> _EXTRACTED DATA_:
--- start ---
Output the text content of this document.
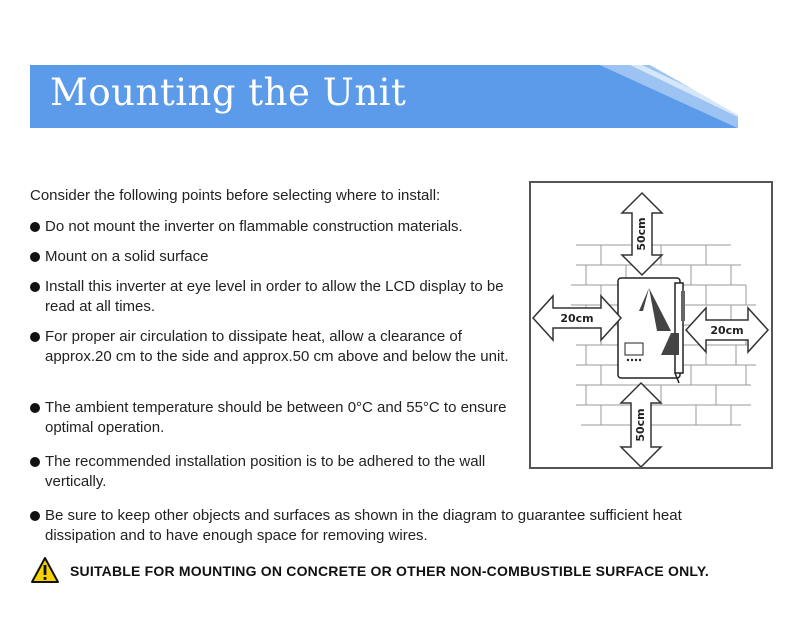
Mounting the Unit
Consider the following points before selecting where to install:
Do not mount the inverter on flammable construction materials.
Mount on a solid surface
Install this inverter at eye level in order to allow the LCD display to be read at all times.
For proper air circulation to dissipate heat, allow a clearance of approx.20 cm to the side and approx.50 cm above and below the unit.
The ambient temperature should be between 0°C and 55°C to ensure optimal operation.
The recommended installation position is to be adhered to the wall vertically.
Be sure to keep other objects and surfaces as shown in the diagram to guarantee sufficient heat dissipation and to have enough space for removing wires.
50cm
50cm
20cm
20cm
SUITABLE FOR MOUNTING ON CONCRETE OR OTHER NON-COMBUSTIBLE SURFACE ONLY.
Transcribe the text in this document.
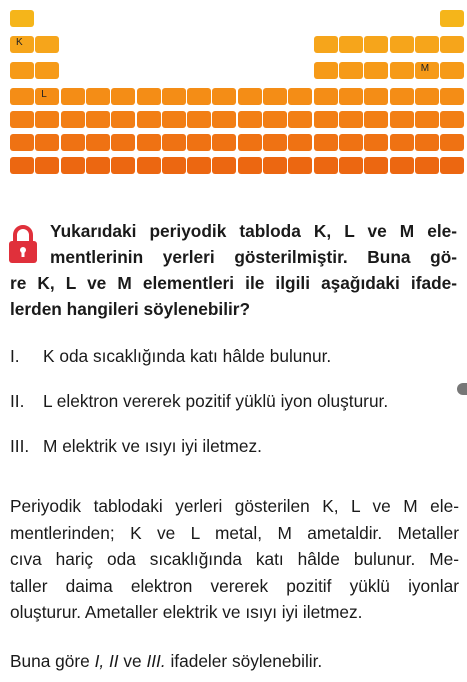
K
M
L
Yukarıdaki periyodik tabloda K, L ve M ele-
mentlerinin yerleri gösterilmiştir. Buna gö-
re K, L ve M elementleri ile ilgili aşağıdaki ifade-
lerden hangileri söylenebilir?
I. K oda sıcaklığında katı hâlde bulunur.
II. L elektron vererek pozitif yüklü iyon oluşturur.
III. M elektrik ve ısıyı iyi iletmez.
Periyodik tablodaki yerleri gösterilen K, L ve M ele-
mentlerinden; K ve L metal, M ametaldir. Metaller
cıva hariç oda sıcaklığında katı hâlde bulunur. Me-
taller daima elektron vererek pozitif yüklü iyonlar
oluşturur. Ametaller elektrik ve ısıyı iyi iletmez.
Buna göre I, II ve III. ifadeler söylenebilir.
--- end ---
> _INSTRUCTIONS TO FOLLOW_: Each line that holds the word "yüklü" should be extracted from the records.

> _RESULT FOR THIS TASK_:
II. L elektron vererek pozitif yüklü iyon oluşturur.
taller daima elektron vererek pozitif yüklü iyonlar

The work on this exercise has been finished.